▸ WHAT YOU ARE ASKED TO DO:
Pull out all lines from the listing below in which the word "Longitud" appears.

::: DATA PROVIDED :::

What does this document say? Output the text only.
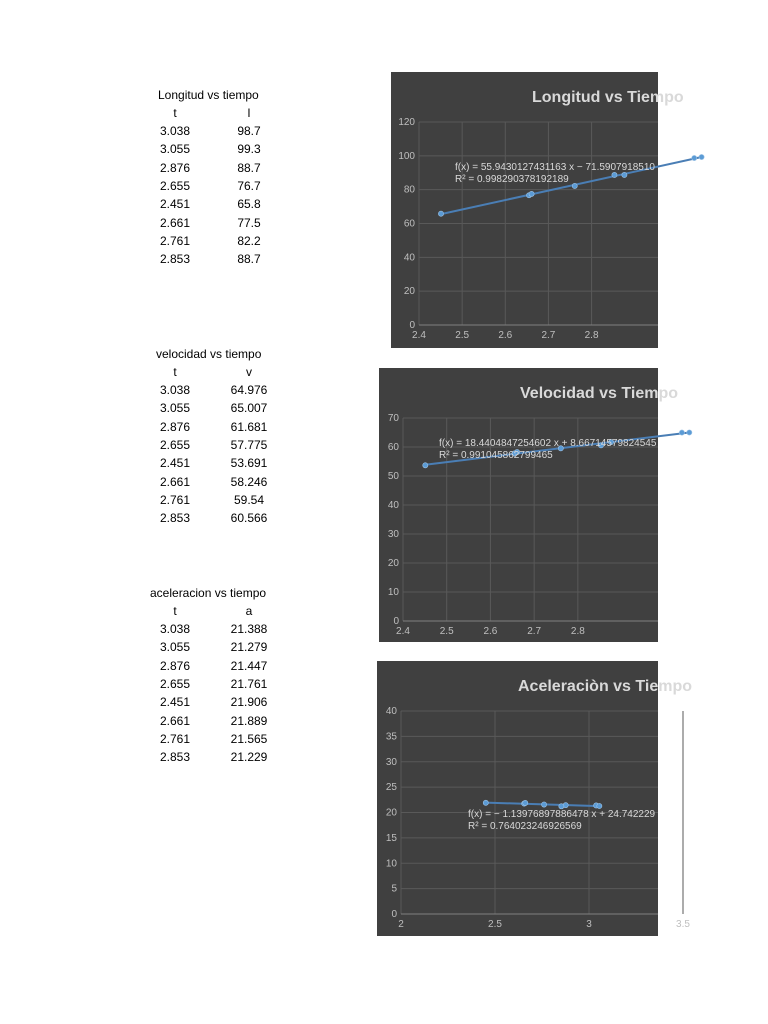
Longitud vs tiempo
t	l
3.038	98.7
3.055	99.3
2.876	88.7
2.655	76.7
2.451	65.8
2.661	77.5
2.761	82.2
2.853	88.7
velocidad vs tiempo
t	v
3.038	64.976
3.055	65.007
2.876	61.681
2.655	57.775
2.451	53.691
2.661	58.246
2.761	59.54
2.853	60.566
aceleracion vs tiempo
t	a
3.038	21.388
3.055	21.279
2.876	21.447
2.655	21.761
2.451	21.906
2.661	21.889
2.761	21.565
2.853	21.229
0
20
40
60
80
100
120
2.4	2.5	2.6	2.7	2.8
Longitud vs Tiempo
f(x) = 55.9430127431163 x − 71.5907918510
R² = 0.998290378192189
0
10
20
30
40
50
60
70
2.4	2.5	2.6	2.7	2.8
Velocidad vs Tiempo
f(x) = 18.4404847254602 x + 8.66714579824545
R² = 0.991045862799465
0
5
10
15
20
25
30
35
40
2	2.5	3	3.5
Aceleraciòn vs Tiempo
f(x) = − 1.13976897886478 x + 24.742229
R² = 0.764023246926569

:::

▸ EXERCISE SOLUTION:
Longitud vs tiempo
Longitud vs Tiempo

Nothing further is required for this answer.